▽
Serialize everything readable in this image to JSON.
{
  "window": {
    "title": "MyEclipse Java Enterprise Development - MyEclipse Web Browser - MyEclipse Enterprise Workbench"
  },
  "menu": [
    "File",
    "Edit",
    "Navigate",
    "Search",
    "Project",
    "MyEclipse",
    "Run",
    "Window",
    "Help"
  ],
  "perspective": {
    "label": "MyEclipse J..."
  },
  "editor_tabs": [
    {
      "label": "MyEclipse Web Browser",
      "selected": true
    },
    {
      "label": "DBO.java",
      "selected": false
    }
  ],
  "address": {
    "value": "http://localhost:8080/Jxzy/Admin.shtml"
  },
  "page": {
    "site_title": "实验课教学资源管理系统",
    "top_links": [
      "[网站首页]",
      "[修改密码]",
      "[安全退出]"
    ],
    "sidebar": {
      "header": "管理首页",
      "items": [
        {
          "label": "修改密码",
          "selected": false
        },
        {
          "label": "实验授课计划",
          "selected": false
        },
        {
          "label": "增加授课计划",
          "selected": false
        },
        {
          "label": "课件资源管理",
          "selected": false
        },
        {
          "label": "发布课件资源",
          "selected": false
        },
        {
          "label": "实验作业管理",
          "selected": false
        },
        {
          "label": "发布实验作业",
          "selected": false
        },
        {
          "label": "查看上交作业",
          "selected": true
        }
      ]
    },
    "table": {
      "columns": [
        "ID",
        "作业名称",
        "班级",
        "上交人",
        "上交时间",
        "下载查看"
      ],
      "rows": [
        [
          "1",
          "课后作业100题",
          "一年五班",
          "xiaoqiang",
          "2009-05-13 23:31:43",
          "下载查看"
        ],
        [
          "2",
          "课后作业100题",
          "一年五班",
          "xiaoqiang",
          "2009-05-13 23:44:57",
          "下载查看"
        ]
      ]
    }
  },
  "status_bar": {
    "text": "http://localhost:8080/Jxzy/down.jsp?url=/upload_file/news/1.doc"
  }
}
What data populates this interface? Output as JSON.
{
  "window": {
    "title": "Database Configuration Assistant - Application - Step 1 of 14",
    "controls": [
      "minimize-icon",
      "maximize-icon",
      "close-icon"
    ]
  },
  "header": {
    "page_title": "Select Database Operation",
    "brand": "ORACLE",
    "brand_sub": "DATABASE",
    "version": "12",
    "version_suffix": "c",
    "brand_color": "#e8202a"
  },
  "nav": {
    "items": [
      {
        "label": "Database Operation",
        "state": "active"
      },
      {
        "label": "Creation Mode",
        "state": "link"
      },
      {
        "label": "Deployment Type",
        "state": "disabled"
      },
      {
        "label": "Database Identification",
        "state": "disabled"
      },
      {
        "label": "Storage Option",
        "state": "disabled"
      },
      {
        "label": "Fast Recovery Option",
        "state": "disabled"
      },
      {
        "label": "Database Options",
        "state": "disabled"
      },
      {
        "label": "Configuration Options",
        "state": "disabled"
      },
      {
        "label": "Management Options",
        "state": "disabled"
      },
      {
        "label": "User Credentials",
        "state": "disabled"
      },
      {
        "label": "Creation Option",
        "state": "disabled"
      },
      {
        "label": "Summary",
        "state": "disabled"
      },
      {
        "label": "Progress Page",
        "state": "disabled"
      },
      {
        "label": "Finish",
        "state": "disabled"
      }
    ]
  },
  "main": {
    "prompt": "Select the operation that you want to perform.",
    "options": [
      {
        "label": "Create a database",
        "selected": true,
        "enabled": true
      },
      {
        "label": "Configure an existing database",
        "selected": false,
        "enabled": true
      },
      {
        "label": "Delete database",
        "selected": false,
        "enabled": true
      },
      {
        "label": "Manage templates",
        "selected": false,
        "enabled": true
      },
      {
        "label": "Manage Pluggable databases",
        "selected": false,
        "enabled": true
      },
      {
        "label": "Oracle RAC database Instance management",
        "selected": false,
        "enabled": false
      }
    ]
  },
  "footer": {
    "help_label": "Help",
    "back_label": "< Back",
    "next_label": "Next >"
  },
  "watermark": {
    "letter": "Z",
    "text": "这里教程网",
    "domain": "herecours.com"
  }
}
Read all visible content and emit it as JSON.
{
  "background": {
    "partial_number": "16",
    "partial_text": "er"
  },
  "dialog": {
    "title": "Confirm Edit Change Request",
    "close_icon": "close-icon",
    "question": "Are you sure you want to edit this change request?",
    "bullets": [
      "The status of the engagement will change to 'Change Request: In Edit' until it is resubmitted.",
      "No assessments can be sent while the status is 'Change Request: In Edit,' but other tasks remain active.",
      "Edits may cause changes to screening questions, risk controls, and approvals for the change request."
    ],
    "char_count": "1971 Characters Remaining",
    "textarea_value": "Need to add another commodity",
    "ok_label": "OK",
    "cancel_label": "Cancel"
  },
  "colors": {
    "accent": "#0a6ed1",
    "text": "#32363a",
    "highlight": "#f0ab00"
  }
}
△
## Problem to work on
Read the data above. Pull out each line in which the string "Creation" appears.

## Response below
        "label": "Creation Mode",
        "label": "Creation Option",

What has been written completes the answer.